GIVEN PROBLEM – Search the material below for the word "Stable". Copy every line that has it.

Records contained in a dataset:
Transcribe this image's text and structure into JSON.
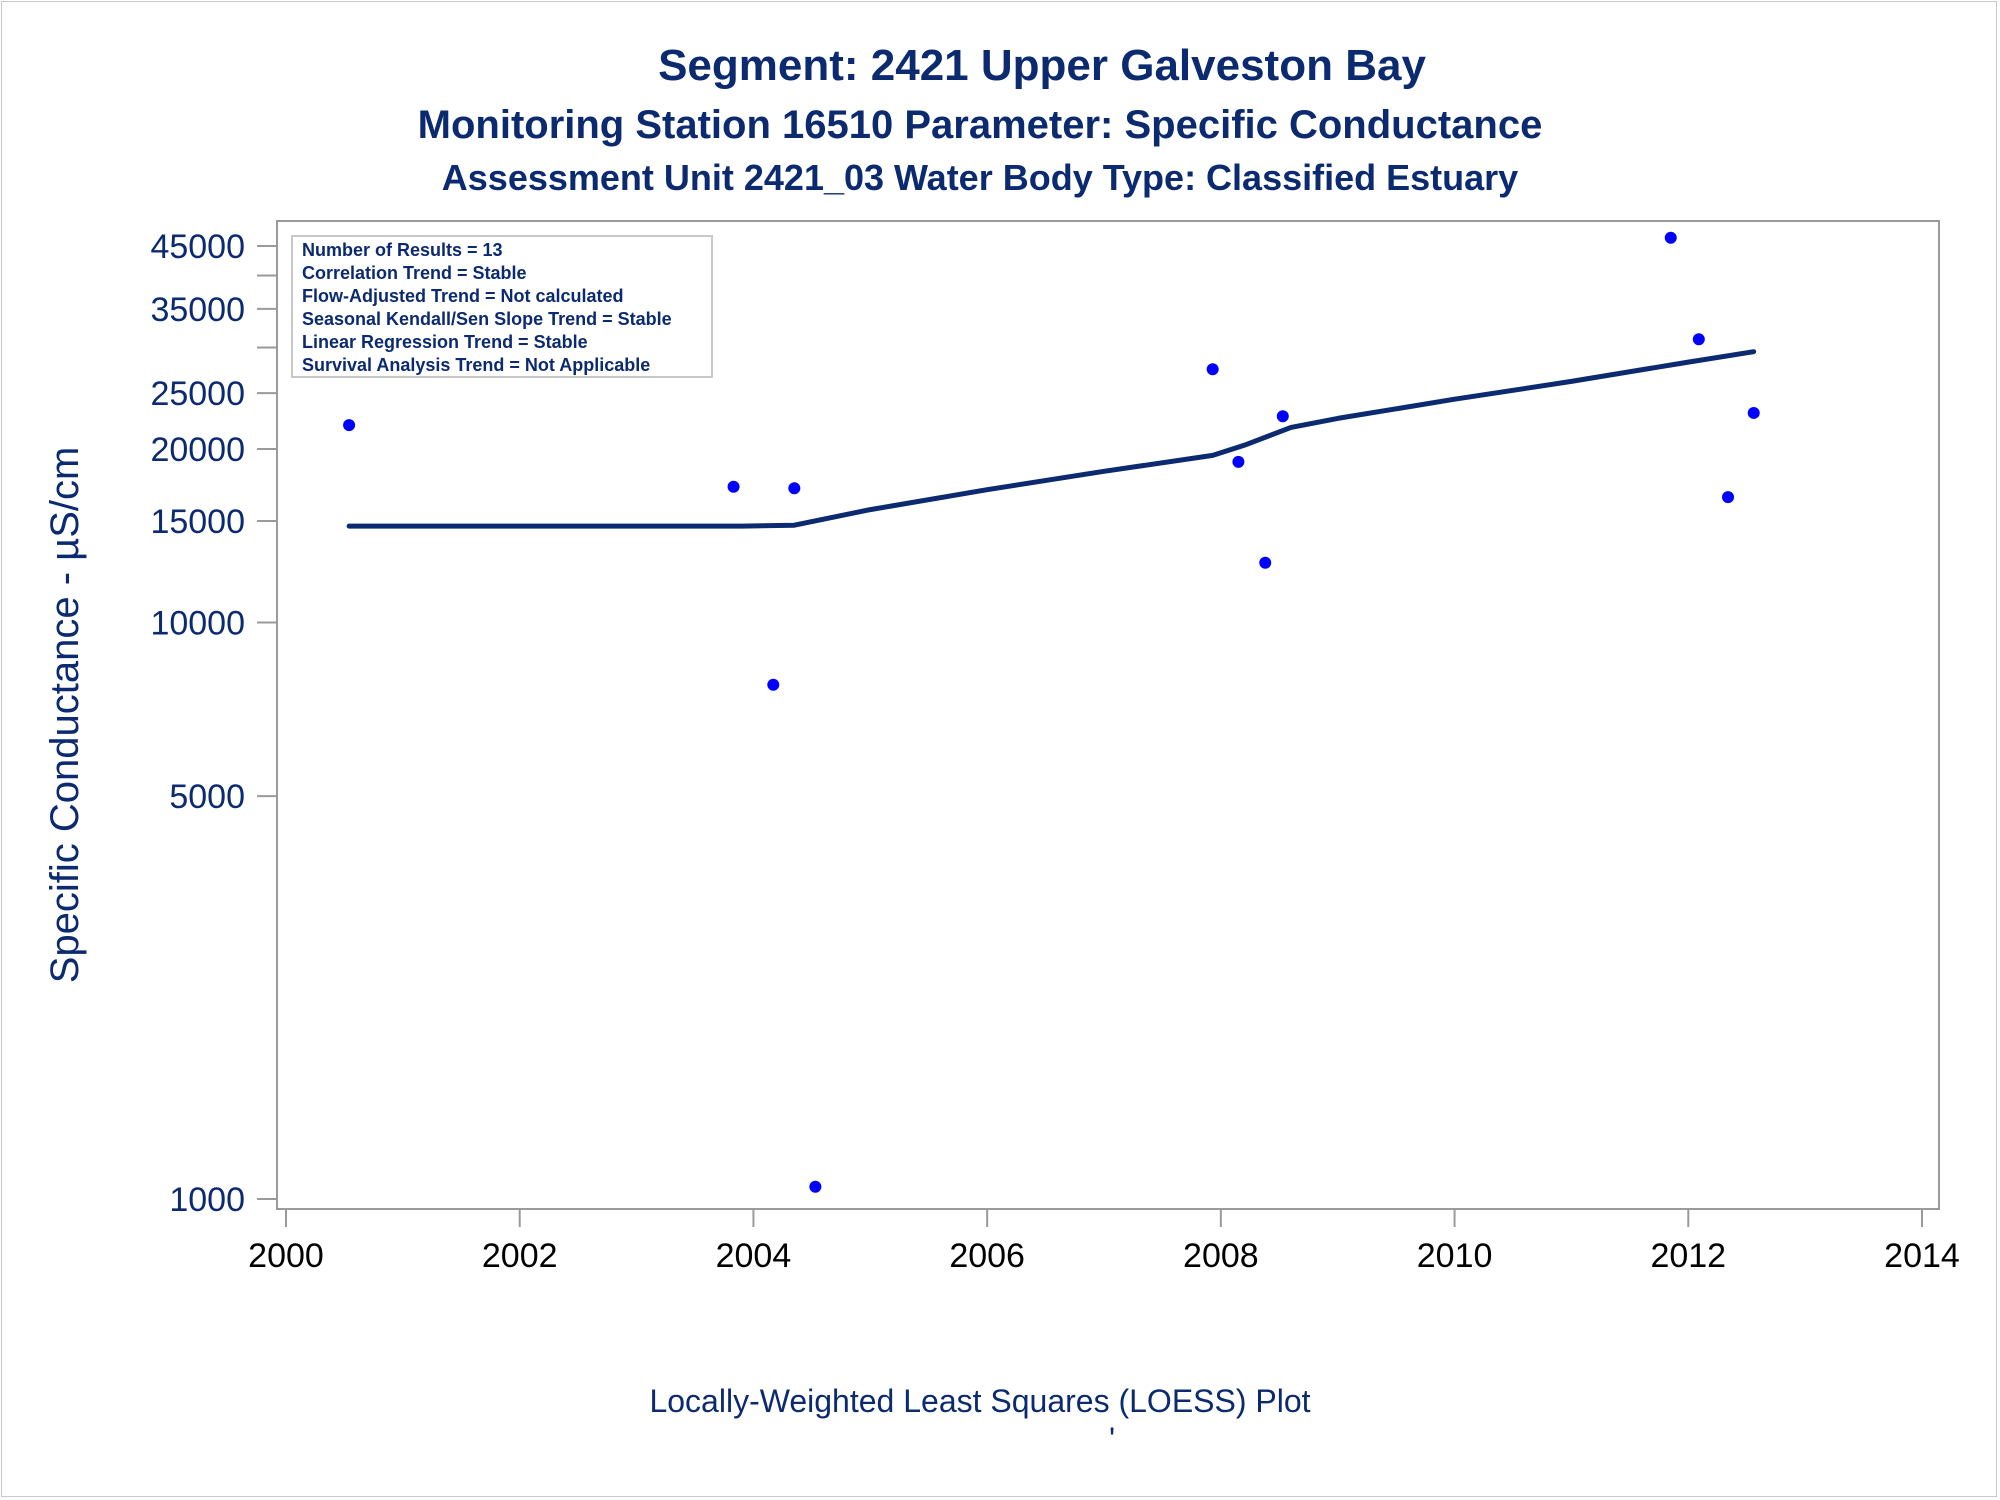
{
  "colors": {
    "title": "#0b2a6f",
    "points": "#0000ff",
    "loess_line": "#0b2a6f",
    "axis": "#9a9a9a"
  },
  "chart_data": {
    "type": "scatter",
    "title": "Segment: 2421  Upper Galveston Bay",
    "subtitle": "Monitoring Station 16510 Parameter: Specific Conductance",
    "subtitle2": "Assessment Unit 2421_03   Water Body Type: Classified Estuary",
    "ylabel": "Specific Conductance -  µS/cm",
    "xlabel": "",
    "footnote": "Locally-Weighted Least Squares (LOESS) Plot",
    "footnote_mark": "'",
    "y_scale": "log",
    "ylim": [
      1000,
      45000
    ],
    "xlim": [
      2000,
      2014
    ],
    "x_ticks": [
      2000,
      2002,
      2004,
      2006,
      2008,
      2010,
      2012,
      2014
    ],
    "x_tick_labels": [
      "2000",
      "2002",
      "2004",
      "2006",
      "2008",
      "2010",
      "2012",
      "2014"
    ],
    "y_ticks": [
      1000,
      5000,
      10000,
      15000,
      20000,
      25000,
      35000,
      45000
    ],
    "y_tick_labels": [
      "1000",
      "5000",
      "10000",
      "15000",
      "20000",
      "25000",
      "35000",
      "45000"
    ],
    "y_minor_ticks": [
      30000,
      40000
    ],
    "grid": false,
    "legend_box": {
      "placement": "top-left",
      "lines": [
        "Number of Results = 13",
        "Correlation Trend = Stable",
        "Flow-Adjusted Trend = Not calculated",
        "Seasonal Kendall/Sen Slope Trend = Stable",
        "Linear Regression Trend = Stable",
        "Survival Analysis Trend = Not Applicable"
      ]
    },
    "series": [
      {
        "kind": "scatter",
        "points": [
          {
            "x": 2000.54,
            "y": 22000
          },
          {
            "x": 2003.83,
            "y": 17200
          },
          {
            "x": 2004.17,
            "y": 7800
          },
          {
            "x": 2004.35,
            "y": 17100
          },
          {
            "x": 2004.53,
            "y": 1050
          },
          {
            "x": 2007.93,
            "y": 27500
          },
          {
            "x": 2008.15,
            "y": 19000
          },
          {
            "x": 2008.38,
            "y": 12700
          },
          {
            "x": 2008.53,
            "y": 22800
          },
          {
            "x": 2011.85,
            "y": 46500
          },
          {
            "x": 2012.09,
            "y": 31000
          },
          {
            "x": 2012.34,
            "y": 16500
          },
          {
            "x": 2012.56,
            "y": 23100
          }
        ]
      },
      {
        "kind": "line",
        "points": [
          {
            "x": 2000.54,
            "y": 14700
          },
          {
            "x": 2003.9,
            "y": 14700
          },
          {
            "x": 2004.35,
            "y": 14750
          },
          {
            "x": 2005.0,
            "y": 15700
          },
          {
            "x": 2006.0,
            "y": 17000
          },
          {
            "x": 2007.0,
            "y": 18300
          },
          {
            "x": 2007.93,
            "y": 19500
          },
          {
            "x": 2008.2,
            "y": 20300
          },
          {
            "x": 2008.6,
            "y": 21800
          },
          {
            "x": 2009.0,
            "y": 22600
          },
          {
            "x": 2010.0,
            "y": 24400
          },
          {
            "x": 2011.0,
            "y": 26200
          },
          {
            "x": 2012.0,
            "y": 28300
          },
          {
            "x": 2012.56,
            "y": 29500
          }
        ]
      }
    ]
  }
}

SOLUTION FOR THIS TASK –
        "Correlation Trend = Stable",
        "Seasonal Kendall/Sen Slope Trend = Stable",
        "Linear Regression Trend = Stable",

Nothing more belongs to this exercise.